◆ **The problem**
Gather every line that includes the word "liter", please.

◆ **Available data**
= = = =
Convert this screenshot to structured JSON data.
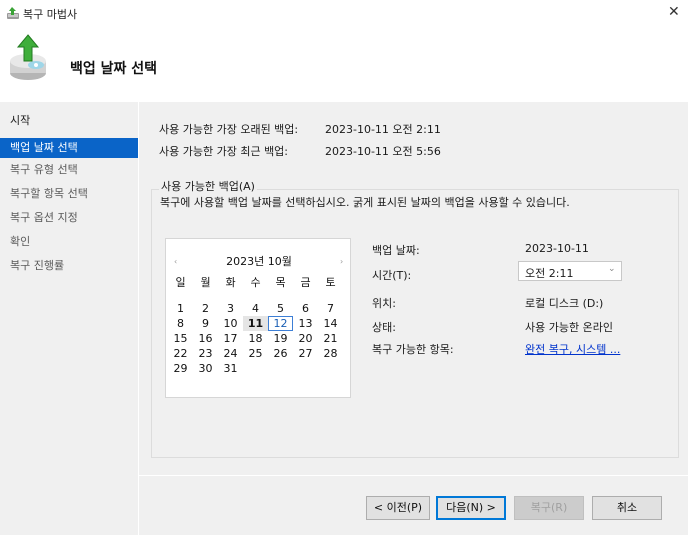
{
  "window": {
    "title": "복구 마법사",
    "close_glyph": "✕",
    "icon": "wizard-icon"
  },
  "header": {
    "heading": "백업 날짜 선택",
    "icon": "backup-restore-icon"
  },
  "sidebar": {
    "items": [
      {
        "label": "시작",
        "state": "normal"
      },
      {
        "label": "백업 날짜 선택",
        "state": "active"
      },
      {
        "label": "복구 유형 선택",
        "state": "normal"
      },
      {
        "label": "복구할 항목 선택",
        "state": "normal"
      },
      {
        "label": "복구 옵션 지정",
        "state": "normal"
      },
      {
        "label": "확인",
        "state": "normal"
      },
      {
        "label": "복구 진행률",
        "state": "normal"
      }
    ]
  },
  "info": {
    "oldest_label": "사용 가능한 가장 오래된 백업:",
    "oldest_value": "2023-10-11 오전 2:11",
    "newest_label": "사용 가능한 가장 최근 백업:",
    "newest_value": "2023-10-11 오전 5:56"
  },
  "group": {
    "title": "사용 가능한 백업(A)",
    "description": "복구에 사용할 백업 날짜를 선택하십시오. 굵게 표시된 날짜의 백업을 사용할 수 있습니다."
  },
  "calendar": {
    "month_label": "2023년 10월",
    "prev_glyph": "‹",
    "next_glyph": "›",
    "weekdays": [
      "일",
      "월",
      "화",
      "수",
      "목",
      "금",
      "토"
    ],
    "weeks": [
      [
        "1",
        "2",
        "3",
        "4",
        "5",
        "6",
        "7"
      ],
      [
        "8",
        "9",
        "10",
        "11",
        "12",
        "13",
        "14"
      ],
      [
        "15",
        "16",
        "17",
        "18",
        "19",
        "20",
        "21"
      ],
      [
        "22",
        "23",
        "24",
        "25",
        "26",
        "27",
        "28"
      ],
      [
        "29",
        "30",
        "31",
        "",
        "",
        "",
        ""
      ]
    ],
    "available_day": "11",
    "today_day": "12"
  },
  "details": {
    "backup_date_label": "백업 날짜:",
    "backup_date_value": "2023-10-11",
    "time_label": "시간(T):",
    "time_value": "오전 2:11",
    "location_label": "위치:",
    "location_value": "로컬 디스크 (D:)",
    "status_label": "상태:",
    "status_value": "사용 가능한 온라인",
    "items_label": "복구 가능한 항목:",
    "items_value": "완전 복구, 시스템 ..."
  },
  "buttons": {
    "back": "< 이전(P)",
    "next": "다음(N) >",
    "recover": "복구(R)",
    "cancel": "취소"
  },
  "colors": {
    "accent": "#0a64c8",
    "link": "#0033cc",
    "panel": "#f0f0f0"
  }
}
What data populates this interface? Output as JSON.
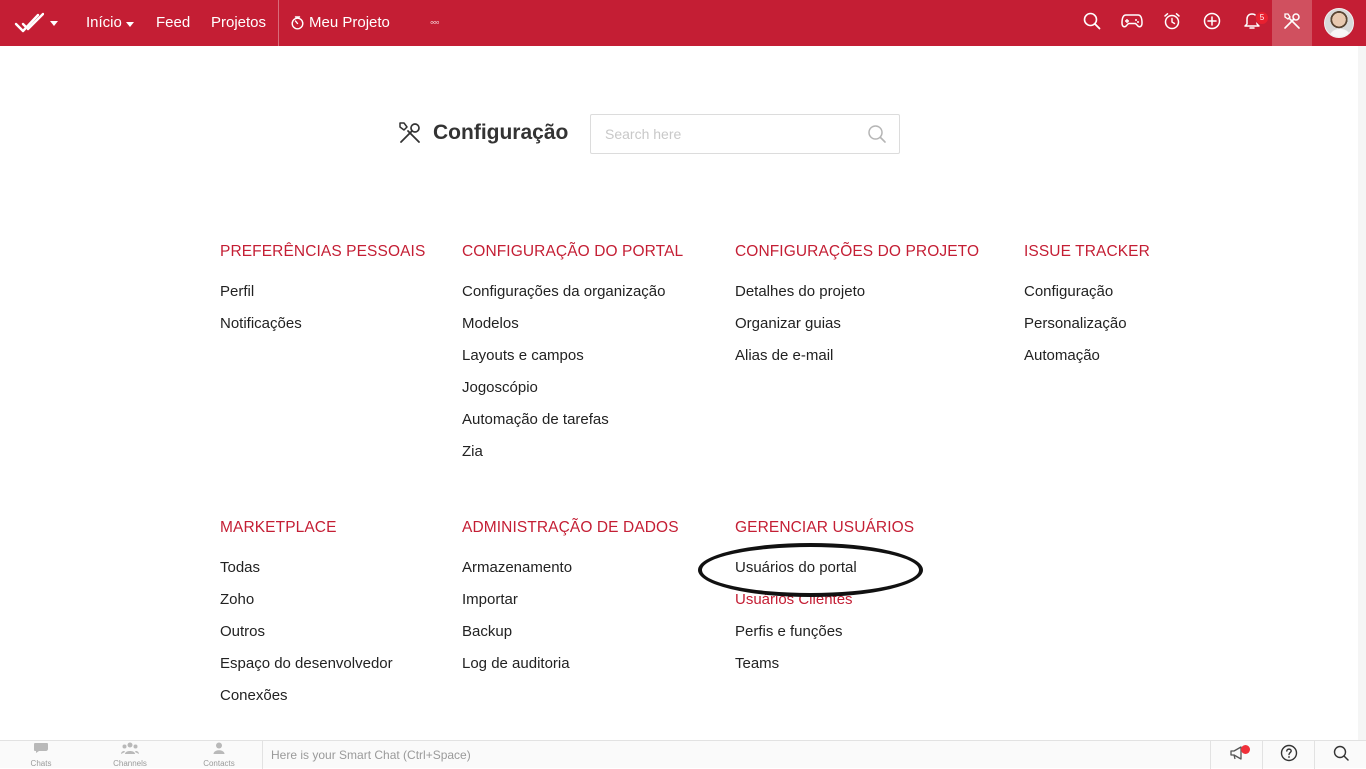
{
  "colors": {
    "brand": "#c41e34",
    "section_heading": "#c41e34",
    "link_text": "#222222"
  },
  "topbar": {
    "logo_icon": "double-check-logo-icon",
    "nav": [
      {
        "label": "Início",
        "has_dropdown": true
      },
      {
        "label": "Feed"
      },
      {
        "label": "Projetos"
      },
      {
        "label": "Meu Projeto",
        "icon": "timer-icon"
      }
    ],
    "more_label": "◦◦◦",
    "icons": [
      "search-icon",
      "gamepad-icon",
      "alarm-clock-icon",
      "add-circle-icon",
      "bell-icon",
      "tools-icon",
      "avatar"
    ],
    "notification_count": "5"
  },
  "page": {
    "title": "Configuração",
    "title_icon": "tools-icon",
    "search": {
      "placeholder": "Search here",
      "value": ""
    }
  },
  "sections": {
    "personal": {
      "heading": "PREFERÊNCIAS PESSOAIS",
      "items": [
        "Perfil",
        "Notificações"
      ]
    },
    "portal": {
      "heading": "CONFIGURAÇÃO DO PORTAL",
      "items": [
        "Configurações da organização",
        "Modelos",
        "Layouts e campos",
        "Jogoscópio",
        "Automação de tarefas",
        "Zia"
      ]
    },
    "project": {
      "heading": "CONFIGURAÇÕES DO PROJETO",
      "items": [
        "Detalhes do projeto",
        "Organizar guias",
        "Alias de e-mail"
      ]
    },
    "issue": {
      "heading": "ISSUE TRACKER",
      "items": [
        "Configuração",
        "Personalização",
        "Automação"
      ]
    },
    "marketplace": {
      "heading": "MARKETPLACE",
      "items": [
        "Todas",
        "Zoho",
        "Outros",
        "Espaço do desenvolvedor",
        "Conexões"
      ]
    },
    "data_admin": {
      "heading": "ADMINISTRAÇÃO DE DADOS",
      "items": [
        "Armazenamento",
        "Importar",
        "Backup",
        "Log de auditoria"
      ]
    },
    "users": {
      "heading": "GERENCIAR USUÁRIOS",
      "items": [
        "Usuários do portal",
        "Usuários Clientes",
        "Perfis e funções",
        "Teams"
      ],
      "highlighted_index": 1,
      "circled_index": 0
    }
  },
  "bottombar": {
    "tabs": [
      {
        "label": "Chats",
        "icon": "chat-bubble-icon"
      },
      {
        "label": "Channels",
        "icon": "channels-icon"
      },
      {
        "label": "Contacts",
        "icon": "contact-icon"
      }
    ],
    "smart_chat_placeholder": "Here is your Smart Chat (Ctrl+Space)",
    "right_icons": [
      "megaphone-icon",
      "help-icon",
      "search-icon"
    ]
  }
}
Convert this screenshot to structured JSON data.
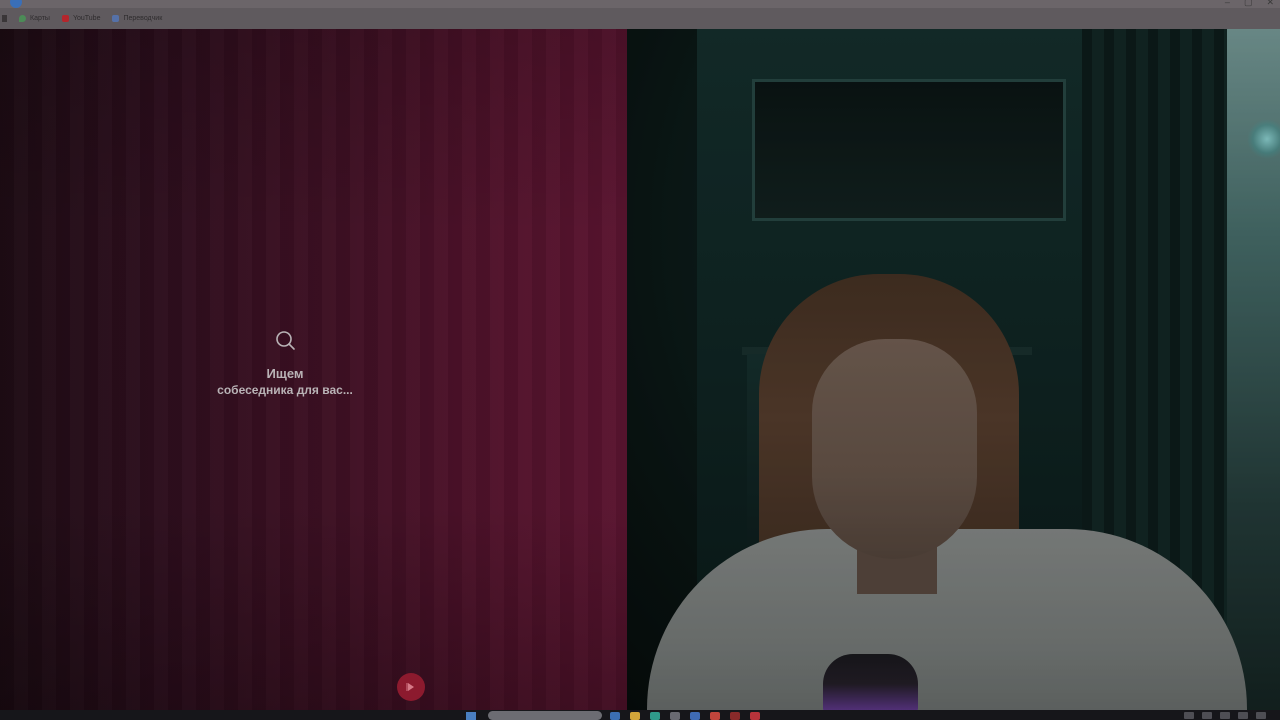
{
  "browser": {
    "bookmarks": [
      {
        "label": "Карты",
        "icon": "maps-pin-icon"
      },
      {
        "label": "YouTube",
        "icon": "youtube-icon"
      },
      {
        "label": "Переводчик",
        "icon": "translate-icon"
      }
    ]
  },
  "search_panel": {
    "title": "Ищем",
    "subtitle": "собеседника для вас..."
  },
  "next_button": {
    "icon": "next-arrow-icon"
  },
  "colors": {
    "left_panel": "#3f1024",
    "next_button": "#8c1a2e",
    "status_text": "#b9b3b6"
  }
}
= = = =
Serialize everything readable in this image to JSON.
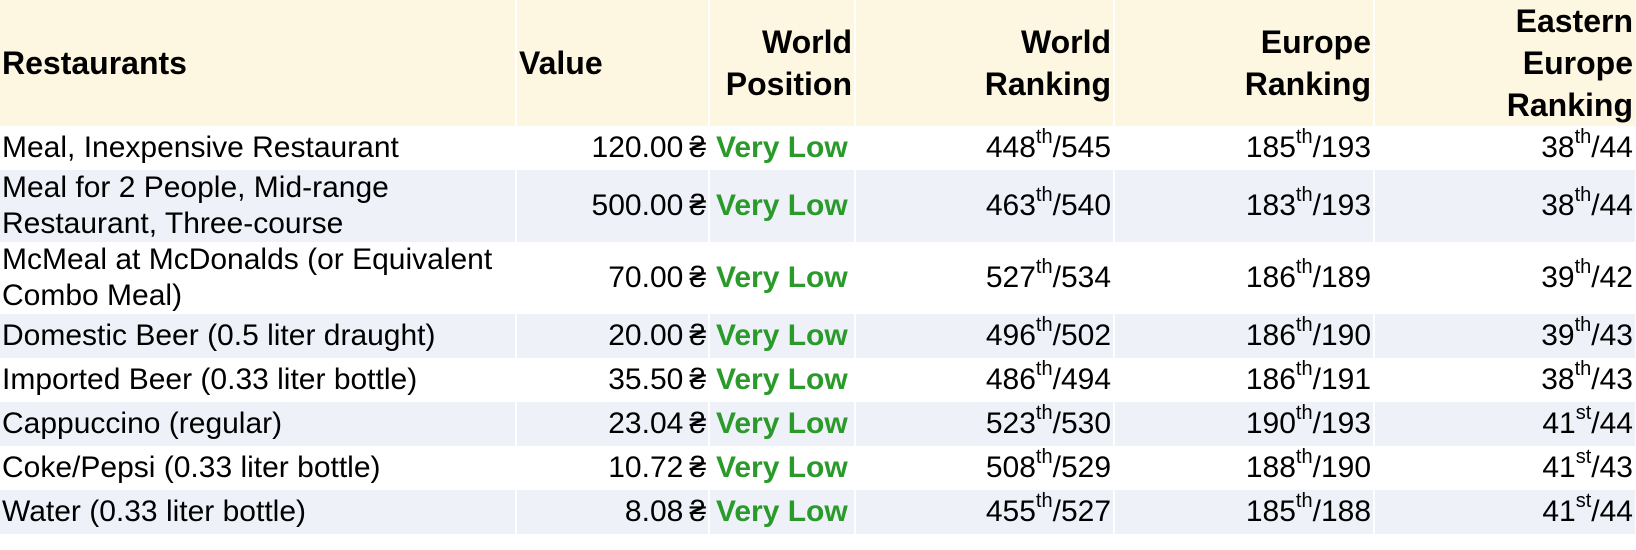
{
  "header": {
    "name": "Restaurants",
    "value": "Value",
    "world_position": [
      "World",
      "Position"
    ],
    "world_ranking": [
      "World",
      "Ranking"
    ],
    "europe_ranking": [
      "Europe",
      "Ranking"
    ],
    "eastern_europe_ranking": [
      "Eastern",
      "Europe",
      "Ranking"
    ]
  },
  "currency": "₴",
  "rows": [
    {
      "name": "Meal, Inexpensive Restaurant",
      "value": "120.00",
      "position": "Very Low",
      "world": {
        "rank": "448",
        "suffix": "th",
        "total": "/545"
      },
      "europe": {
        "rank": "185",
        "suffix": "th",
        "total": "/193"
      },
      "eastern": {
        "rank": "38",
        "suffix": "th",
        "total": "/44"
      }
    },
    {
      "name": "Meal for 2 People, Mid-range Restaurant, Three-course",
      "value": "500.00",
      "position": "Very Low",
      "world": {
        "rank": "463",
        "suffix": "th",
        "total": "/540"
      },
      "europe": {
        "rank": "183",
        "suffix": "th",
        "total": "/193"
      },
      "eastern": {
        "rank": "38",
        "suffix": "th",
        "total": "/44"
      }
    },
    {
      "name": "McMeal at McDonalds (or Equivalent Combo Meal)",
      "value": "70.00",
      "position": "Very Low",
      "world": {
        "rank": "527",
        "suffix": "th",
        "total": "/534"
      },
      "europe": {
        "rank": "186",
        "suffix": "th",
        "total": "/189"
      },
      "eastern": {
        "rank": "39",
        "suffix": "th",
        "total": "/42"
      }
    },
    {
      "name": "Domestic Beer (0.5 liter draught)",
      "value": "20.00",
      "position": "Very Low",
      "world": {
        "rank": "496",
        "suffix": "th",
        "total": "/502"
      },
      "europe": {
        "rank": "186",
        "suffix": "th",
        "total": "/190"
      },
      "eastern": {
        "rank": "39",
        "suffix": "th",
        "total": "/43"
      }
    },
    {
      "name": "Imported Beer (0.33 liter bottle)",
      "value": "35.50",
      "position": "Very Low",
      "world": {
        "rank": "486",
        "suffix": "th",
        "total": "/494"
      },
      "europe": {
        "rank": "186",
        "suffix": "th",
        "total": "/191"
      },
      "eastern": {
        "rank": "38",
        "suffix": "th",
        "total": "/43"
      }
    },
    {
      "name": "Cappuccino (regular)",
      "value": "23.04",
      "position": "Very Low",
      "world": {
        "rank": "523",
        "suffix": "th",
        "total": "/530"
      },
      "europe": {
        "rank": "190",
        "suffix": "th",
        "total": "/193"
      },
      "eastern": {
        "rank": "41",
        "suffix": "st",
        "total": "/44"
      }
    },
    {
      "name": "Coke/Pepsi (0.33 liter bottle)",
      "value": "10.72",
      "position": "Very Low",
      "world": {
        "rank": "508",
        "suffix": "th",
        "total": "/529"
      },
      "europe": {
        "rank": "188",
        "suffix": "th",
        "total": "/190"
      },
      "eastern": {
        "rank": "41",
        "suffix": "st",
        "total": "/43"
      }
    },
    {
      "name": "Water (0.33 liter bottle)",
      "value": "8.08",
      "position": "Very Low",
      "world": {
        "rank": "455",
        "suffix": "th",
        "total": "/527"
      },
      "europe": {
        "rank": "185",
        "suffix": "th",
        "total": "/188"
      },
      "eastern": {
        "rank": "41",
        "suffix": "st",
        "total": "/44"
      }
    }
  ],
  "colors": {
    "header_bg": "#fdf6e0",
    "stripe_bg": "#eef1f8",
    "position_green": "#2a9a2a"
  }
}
= = = =
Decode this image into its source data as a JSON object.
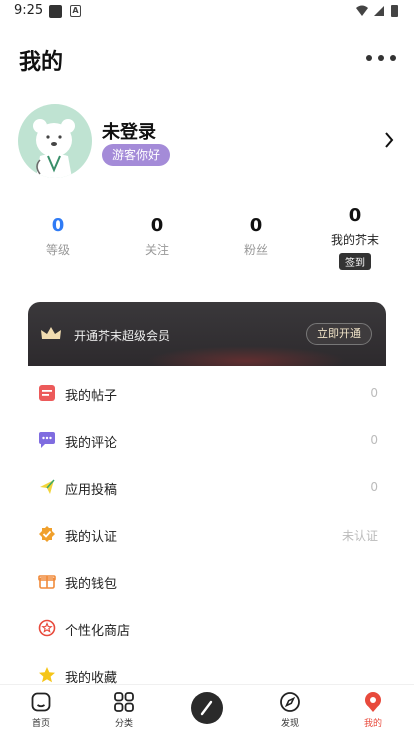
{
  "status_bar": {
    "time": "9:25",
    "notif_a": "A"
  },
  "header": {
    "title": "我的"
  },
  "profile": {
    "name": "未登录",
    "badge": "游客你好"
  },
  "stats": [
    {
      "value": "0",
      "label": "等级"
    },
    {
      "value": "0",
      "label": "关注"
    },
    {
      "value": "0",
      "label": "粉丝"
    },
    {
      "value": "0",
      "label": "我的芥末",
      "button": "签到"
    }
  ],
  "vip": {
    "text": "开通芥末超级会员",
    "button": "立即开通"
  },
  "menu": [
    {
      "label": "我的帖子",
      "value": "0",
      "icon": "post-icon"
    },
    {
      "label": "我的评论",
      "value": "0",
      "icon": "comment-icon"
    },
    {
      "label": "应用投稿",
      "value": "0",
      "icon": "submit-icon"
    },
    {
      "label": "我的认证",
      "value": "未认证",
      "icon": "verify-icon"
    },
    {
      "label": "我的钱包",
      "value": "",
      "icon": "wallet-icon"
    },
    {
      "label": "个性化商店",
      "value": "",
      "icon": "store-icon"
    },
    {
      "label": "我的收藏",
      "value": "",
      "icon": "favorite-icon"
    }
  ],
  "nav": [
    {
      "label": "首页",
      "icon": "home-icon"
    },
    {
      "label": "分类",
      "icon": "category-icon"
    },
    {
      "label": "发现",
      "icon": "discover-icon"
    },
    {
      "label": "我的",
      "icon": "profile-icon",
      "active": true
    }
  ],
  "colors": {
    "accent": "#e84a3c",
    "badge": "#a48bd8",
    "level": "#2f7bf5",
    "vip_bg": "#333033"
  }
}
= = = =
◆ **Exercise result**
      "name": "Domestic Beer (0.5 liter draught)",
      "name": "Imported Beer (0.33 liter bottle)",
      "name": "Coke/Pepsi (0.33 liter bottle)",
      "name": "Water (0.33 liter bottle)",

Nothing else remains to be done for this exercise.